* [EXERCISE]: Quote all of the data below exactly, please.

───── INPUT RECORDS ─────

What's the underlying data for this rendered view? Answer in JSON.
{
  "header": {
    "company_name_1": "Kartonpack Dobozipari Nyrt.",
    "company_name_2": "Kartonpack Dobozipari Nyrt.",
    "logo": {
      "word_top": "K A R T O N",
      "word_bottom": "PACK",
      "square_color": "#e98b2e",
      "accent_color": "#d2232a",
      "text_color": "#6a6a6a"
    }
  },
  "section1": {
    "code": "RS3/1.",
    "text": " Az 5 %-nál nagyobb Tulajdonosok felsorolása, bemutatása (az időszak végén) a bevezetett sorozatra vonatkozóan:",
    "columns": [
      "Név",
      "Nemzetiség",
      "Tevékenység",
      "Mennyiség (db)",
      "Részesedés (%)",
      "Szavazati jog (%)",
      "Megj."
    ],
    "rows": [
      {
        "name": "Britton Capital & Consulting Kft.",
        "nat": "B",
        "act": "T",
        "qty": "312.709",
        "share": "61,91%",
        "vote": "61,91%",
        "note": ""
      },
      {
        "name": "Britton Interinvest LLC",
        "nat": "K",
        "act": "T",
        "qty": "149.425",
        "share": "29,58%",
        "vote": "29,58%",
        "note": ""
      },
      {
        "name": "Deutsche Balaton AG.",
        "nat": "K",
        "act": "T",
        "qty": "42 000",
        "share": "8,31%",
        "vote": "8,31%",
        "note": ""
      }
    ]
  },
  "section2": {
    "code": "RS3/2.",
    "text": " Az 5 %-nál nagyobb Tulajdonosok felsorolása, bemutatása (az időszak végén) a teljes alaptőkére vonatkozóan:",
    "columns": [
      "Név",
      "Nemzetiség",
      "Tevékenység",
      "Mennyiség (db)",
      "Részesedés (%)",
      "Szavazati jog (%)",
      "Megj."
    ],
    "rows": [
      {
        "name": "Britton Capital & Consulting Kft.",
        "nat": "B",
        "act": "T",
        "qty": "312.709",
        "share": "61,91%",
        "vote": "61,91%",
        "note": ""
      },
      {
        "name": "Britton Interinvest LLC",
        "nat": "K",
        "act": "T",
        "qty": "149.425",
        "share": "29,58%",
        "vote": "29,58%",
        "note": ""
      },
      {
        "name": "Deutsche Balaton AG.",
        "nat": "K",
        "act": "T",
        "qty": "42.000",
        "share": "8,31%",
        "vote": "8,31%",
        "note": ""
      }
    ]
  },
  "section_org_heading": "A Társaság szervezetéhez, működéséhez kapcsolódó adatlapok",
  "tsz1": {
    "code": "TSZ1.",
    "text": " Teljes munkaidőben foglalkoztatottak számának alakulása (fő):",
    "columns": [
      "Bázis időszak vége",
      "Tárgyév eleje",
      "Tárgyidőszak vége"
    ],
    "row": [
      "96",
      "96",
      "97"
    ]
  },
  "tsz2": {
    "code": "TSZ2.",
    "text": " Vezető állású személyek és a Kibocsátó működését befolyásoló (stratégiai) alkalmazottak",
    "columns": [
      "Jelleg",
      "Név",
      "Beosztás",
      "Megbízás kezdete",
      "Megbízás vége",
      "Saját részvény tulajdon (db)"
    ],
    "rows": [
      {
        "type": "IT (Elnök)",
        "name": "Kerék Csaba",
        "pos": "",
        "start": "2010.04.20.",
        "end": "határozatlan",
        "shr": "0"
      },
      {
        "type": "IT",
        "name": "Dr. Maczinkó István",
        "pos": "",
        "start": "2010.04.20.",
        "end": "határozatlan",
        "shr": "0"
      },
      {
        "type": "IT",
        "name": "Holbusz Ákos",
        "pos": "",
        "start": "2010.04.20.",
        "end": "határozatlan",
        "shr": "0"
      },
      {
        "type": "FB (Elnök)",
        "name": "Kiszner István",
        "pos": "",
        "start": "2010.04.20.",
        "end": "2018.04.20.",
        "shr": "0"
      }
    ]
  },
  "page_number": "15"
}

─────

* [ANSWER]:
What's the underlying data for this rendered view? Answer in JSON.
{
  "header": {
    "company_name_1": "Kartonpack Dobozipari Nyrt.",
    "company_name_2": "Kartonpack Dobozipari Nyrt.",
    "logo": {
      "word_top": "K A R T O N",
      "word_bottom": "PACK",
      "square_color": "#e98b2e",
      "accent_color": "#d2232a",
      "text_color": "#6a6a6a"
    }
  },
  "section1": {
    "code": "RS3/1.",
    "text": " Az 5 %-nál nagyobb Tulajdonosok felsorolása, bemutatása (az időszak végén) a bevezetett sorozatra vonatkozóan:",
    "columns": [
      "Név",
      "Nemzetiség",
      "Tevékenység",
      "Mennyiség (db)",
      "Részesedés (%)",
      "Szavazati jog (%)",
      "Megj."
    ],
    "rows": [
      {
        "name": "Britton Capital & Consulting Kft.",
        "nat": "B",
        "act": "T",
        "qty": "312.709",
        "share": "61,91%",
        "vote": "61,91%",
        "note": ""
      },
      {
        "name": "Britton Interinvest LLC",
        "nat": "K",
        "act": "T",
        "qty": "149.425",
        "share": "29,58%",
        "vote": "29,58%",
        "note": ""
      },
      {
        "name": "Deutsche Balaton AG.",
        "nat": "K",
        "act": "T",
        "qty": "42 000",
        "share": "8,31%",
        "vote": "8,31%",
        "note": ""
      }
    ]
  },
  "section2": {
    "code": "RS3/2.",
    "text": " Az 5 %-nál nagyobb Tulajdonosok felsorolása, bemutatása (az időszak végén) a teljes alaptőkére vonatkozóan:",
    "columns": [
      "Név",
      "Nemzetiség",
      "Tevékenység",
      "Mennyiség (db)",
      "Részesedés (%)",
      "Szavazati jog (%)",
      "Megj."
    ],
    "rows": [
      {
        "name": "Britton Capital & Consulting Kft.",
        "nat": "B",
        "act": "T",
        "qty": "312.709",
        "share": "61,91%",
        "vote": "61,91%",
        "note": ""
      },
      {
        "name": "Britton Interinvest LLC",
        "nat": "K",
        "act": "T",
        "qty": "149.425",
        "share": "29,58%",
        "vote": "29,58%",
        "note": ""
      },
      {
        "name": "Deutsche Balaton AG.",
        "nat": "K",
        "act": "T",
        "qty": "42.000",
        "share": "8,31%",
        "vote": "8,31%",
        "note": ""
      }
    ]
  },
  "section_org_heading": "A Társaság szervezetéhez, működéséhez kapcsolódó adatlapok",
  "tsz1": {
    "code": "TSZ1.",
    "text": " Teljes munkaidőben foglalkoztatottak számának alakulása (fő):",
    "columns": [
      "Bázis időszak vége",
      "Tárgyév eleje",
      "Tárgyidőszak vége"
    ],
    "row": [
      "96",
      "96",
      "97"
    ]
  },
  "tsz2": {
    "code": "TSZ2.",
    "text": " Vezető állású személyek és a Kibocsátó működését befolyásoló (stratégiai) alkalmazottak",
    "columns": [
      "Jelleg",
      "Név",
      "Beosztás",
      "Megbízás kezdete",
      "Megbízás vége",
      "Saját részvény tulajdon (db)"
    ],
    "rows": [
      {
        "type": "IT (Elnök)",
        "name": "Kerék Csaba",
        "pos": "",
        "start": "2010.04.20.",
        "end": "határozatlan",
        "shr": "0"
      },
      {
        "type": "IT",
        "name": "Dr. Maczinkó István",
        "pos": "",
        "start": "2010.04.20.",
        "end": "határozatlan",
        "shr": "0"
      },
      {
        "type": "IT",
        "name": "Holbusz Ákos",
        "pos": "",
        "start": "2010.04.20.",
        "end": "határozatlan",
        "shr": "0"
      },
      {
        "type": "FB (Elnök)",
        "name": "Kiszner István",
        "pos": "",
        "start": "2010.04.20.",
        "end": "2018.04.20.",
        "shr": "0"
      }
    ]
  },
  "page_number": "15"
}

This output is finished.